▸ **ITEMS**:
——————————

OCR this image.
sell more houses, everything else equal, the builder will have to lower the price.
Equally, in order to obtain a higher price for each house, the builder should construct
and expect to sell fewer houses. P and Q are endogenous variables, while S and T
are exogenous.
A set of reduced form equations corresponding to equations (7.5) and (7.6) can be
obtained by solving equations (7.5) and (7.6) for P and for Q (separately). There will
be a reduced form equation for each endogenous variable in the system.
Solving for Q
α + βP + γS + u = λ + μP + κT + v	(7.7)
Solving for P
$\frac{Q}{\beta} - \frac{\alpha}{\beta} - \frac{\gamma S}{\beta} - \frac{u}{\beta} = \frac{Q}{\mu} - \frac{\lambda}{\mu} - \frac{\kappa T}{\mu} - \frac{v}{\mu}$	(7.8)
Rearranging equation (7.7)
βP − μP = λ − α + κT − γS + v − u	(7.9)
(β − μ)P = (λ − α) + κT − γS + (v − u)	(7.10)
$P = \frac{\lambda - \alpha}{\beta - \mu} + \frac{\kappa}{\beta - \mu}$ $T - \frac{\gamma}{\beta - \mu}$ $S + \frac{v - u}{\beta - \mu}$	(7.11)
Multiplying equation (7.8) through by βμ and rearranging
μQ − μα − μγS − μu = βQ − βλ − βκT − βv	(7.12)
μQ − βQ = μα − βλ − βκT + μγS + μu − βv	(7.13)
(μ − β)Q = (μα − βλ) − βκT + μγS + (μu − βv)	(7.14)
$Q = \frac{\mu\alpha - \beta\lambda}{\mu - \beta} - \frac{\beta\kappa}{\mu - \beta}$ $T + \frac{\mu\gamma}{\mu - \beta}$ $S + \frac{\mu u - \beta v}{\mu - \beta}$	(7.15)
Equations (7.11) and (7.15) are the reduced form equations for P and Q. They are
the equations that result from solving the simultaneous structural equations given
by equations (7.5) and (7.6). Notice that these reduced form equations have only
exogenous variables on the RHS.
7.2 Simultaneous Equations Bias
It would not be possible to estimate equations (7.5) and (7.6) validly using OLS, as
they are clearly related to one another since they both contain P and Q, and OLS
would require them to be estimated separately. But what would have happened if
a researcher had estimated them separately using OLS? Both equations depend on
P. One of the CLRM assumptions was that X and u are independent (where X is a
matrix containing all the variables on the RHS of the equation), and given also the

——————————

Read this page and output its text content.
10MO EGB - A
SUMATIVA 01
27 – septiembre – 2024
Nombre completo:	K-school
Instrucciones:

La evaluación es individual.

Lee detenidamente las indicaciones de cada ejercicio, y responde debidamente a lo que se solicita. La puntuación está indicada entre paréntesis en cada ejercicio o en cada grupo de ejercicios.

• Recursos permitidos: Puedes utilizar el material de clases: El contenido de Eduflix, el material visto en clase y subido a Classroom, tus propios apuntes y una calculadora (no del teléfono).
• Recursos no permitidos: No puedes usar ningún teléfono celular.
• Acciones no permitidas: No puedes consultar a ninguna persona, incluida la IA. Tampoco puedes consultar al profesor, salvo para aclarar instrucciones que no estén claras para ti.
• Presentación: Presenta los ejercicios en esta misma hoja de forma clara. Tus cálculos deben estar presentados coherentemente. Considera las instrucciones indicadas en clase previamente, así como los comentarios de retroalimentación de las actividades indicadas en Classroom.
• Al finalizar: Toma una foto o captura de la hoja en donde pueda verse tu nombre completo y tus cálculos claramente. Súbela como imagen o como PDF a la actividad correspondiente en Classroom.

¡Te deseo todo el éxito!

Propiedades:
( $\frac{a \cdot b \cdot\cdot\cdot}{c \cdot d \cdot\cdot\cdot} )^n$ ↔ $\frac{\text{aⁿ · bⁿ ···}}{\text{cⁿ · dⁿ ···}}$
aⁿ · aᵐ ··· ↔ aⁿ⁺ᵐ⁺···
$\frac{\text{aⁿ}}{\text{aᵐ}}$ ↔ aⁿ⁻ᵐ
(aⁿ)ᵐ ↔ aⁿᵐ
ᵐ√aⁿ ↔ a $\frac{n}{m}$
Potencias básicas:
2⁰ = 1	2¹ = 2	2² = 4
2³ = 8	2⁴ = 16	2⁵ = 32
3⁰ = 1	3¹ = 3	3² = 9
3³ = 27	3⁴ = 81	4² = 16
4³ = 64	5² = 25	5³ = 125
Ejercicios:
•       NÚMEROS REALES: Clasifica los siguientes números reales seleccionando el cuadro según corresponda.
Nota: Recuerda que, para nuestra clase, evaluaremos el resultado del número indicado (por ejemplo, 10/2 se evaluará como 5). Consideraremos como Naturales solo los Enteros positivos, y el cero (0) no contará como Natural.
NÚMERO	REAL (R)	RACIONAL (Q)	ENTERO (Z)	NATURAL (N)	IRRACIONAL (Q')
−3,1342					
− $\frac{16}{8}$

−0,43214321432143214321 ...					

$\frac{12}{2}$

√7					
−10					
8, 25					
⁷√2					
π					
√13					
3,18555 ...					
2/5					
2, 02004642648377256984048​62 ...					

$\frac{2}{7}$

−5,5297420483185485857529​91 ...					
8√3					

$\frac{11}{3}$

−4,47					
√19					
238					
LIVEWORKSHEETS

——————————

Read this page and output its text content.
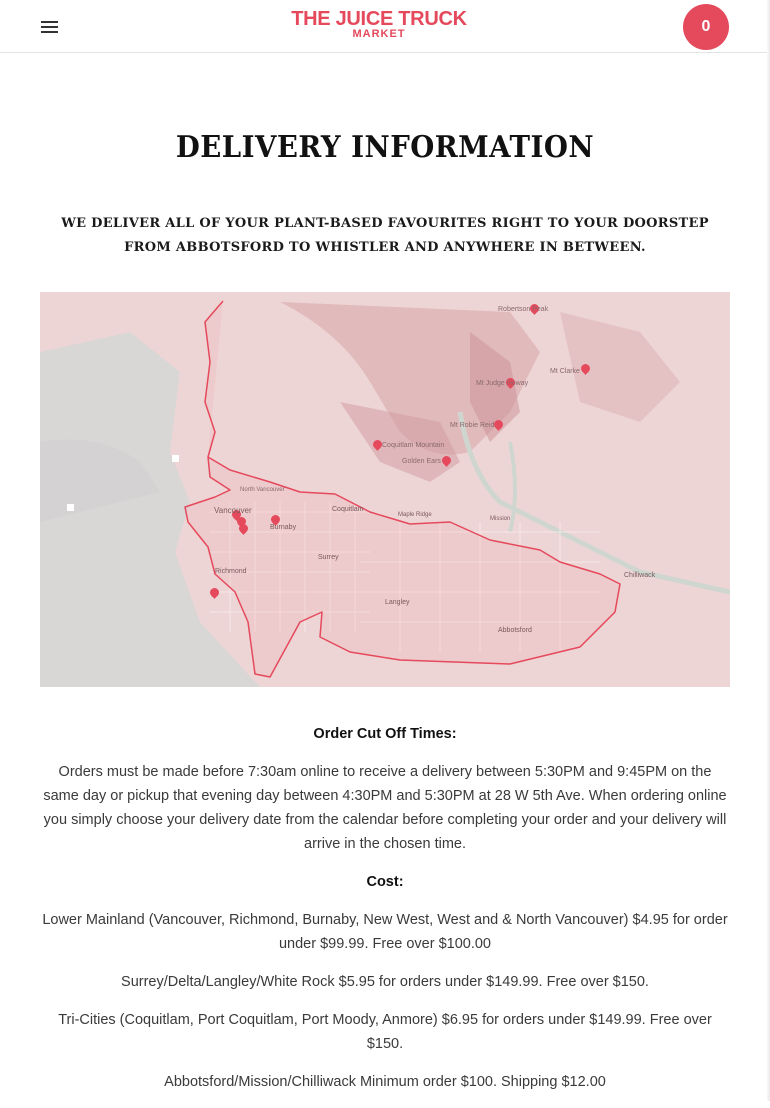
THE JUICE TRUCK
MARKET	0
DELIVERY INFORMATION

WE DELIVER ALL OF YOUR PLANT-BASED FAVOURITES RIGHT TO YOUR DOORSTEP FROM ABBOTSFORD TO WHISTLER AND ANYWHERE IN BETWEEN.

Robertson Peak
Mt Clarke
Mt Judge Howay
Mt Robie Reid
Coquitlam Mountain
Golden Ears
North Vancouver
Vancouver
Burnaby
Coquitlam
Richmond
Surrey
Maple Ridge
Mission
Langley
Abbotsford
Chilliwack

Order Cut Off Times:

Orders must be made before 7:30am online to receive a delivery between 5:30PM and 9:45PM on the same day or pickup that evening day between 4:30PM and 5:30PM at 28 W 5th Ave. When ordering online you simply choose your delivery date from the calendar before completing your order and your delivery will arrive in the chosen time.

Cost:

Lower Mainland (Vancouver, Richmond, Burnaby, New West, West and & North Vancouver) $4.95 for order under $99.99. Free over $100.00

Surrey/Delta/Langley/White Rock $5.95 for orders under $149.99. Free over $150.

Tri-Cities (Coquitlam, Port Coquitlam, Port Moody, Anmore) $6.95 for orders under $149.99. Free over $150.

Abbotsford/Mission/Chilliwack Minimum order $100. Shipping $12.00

——————————

▸ **YOUR OBJECTIVE**: Scan the material above for the string "each" and return the lines that hold it.

▸ **SOLUTION TO THE PROBLEM**:
Equally, in order to obtain a higher price for each house, the builder should construct
be a reduced form equation for each endogenous variable in the system.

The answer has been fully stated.